- **Excerpted data**:

::::

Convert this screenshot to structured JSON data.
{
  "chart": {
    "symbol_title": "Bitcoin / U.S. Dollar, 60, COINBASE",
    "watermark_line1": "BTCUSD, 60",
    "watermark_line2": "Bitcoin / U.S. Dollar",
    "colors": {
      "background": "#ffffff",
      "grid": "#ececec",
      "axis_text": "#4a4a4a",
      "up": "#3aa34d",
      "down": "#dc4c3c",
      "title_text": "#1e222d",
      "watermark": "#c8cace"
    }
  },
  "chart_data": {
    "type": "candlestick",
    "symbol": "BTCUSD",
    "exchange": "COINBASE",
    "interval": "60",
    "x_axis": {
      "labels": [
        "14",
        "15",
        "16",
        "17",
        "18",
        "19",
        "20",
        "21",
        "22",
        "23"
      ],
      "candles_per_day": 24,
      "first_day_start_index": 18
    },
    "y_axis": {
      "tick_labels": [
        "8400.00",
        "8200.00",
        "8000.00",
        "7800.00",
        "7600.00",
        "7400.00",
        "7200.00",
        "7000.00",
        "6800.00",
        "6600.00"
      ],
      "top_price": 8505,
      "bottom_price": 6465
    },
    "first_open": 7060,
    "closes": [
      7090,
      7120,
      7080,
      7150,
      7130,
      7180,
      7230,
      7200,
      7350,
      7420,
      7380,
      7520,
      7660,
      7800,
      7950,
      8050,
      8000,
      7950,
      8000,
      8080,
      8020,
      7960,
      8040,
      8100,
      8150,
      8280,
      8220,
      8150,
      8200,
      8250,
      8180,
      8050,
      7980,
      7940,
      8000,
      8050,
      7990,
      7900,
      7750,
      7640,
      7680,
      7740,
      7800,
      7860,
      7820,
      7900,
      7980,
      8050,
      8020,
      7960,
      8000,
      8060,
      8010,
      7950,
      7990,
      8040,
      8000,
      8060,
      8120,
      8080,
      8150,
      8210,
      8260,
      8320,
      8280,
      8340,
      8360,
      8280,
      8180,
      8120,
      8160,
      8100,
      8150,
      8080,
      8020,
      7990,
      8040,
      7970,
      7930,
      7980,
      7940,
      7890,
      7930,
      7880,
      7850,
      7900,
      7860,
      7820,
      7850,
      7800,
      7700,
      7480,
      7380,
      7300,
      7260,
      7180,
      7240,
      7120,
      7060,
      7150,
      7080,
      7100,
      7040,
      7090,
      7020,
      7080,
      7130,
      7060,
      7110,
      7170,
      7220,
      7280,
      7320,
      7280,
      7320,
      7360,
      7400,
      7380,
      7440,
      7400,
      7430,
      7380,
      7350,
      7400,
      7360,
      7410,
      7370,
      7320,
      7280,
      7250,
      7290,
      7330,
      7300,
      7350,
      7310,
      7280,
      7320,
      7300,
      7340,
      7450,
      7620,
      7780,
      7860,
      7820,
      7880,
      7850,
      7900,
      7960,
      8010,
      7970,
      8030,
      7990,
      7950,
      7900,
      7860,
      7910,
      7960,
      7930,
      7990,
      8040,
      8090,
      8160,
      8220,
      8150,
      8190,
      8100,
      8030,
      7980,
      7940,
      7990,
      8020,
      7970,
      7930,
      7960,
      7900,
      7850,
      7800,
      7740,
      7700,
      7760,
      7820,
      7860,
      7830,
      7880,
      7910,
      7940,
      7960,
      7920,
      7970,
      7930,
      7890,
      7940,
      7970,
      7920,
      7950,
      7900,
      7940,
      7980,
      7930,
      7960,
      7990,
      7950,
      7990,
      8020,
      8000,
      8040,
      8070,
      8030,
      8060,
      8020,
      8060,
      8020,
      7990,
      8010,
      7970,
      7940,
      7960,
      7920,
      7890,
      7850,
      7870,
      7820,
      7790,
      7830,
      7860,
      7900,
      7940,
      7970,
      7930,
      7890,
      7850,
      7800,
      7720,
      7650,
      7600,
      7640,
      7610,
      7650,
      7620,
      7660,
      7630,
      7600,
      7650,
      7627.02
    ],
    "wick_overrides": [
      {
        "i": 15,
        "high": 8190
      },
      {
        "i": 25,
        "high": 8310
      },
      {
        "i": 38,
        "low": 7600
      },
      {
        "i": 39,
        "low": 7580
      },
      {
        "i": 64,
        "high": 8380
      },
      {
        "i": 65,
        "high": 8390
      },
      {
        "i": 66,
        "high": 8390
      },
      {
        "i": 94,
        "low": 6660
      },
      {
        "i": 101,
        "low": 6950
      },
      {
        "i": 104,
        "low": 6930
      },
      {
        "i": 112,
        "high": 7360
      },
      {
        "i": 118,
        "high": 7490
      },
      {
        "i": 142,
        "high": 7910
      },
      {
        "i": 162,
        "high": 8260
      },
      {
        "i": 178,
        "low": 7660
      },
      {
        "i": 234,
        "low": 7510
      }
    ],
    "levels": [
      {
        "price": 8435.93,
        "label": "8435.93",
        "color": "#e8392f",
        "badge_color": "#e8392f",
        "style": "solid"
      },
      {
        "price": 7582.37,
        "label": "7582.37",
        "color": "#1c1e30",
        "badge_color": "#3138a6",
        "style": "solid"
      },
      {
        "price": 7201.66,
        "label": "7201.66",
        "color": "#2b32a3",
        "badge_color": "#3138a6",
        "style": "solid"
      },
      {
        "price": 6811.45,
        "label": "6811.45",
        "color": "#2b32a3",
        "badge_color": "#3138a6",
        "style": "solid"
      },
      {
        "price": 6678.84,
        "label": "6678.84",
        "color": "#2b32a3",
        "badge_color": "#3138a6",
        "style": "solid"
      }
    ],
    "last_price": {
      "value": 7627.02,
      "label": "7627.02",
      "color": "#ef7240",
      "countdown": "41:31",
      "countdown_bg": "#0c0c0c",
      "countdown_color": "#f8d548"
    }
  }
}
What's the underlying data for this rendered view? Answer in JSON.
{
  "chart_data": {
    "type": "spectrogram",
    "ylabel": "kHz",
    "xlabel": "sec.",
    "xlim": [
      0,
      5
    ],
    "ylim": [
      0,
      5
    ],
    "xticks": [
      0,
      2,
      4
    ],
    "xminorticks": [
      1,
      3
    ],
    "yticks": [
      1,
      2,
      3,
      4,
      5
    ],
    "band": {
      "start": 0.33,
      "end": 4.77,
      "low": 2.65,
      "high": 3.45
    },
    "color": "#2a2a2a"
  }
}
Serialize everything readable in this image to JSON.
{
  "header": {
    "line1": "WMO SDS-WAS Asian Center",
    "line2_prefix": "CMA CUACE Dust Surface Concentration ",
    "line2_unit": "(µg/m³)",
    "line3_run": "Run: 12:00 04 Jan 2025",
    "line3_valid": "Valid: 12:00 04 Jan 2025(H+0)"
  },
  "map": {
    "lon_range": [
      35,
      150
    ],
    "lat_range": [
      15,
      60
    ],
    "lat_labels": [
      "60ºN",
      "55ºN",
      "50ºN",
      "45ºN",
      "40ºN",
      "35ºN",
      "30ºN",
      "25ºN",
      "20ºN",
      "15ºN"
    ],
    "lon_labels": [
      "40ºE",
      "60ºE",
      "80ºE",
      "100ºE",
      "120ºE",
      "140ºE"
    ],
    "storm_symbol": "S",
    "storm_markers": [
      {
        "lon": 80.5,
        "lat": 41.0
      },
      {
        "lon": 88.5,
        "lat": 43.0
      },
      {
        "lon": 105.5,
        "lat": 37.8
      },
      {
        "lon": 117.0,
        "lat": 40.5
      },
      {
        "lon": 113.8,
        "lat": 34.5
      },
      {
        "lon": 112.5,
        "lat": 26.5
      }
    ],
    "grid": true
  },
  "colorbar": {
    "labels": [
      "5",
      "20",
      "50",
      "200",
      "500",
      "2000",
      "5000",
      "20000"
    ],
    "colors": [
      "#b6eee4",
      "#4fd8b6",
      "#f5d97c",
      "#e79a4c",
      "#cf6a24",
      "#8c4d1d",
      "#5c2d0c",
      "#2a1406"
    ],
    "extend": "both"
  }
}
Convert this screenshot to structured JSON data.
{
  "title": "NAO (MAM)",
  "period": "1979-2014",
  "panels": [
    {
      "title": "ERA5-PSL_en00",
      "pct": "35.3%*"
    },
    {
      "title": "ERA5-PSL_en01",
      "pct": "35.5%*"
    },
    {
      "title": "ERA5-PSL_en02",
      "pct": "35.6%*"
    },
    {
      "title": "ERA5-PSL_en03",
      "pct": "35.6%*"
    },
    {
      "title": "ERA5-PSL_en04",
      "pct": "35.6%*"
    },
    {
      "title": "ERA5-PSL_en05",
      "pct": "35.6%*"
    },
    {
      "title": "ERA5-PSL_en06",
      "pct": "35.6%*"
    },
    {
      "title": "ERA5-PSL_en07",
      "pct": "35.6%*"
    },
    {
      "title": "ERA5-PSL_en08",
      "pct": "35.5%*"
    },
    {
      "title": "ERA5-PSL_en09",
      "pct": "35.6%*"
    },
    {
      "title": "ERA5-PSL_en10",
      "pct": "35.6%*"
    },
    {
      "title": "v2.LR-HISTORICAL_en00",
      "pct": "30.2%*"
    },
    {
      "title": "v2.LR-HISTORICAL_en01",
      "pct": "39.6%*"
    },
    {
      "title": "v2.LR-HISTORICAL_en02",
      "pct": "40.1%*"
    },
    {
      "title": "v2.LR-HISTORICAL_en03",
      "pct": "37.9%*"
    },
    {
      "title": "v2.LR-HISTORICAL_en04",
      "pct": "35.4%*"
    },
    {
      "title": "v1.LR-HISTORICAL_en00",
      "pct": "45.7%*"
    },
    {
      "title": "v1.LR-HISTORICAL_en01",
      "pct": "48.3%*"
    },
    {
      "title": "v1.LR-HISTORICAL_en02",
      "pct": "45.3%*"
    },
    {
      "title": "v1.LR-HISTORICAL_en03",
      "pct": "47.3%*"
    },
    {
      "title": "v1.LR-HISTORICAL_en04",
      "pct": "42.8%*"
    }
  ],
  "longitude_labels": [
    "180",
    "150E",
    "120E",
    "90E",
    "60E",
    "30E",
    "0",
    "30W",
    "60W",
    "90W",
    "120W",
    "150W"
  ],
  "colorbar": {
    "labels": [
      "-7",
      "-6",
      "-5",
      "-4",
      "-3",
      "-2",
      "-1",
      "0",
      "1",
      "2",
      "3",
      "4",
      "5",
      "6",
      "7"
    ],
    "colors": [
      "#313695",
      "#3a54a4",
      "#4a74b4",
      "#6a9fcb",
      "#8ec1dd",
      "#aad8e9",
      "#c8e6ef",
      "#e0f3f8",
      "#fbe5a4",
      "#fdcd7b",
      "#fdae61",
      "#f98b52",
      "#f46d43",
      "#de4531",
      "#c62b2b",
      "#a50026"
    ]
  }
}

::::

- **Stated goal**:
Show, from the listing above, each line that contains the word "COINBASE".

- **Output of the exercise**:
    "symbol_title": "Bitcoin / U.S. Dollar, 60, COINBASE",
    "exchange": "COINBASE",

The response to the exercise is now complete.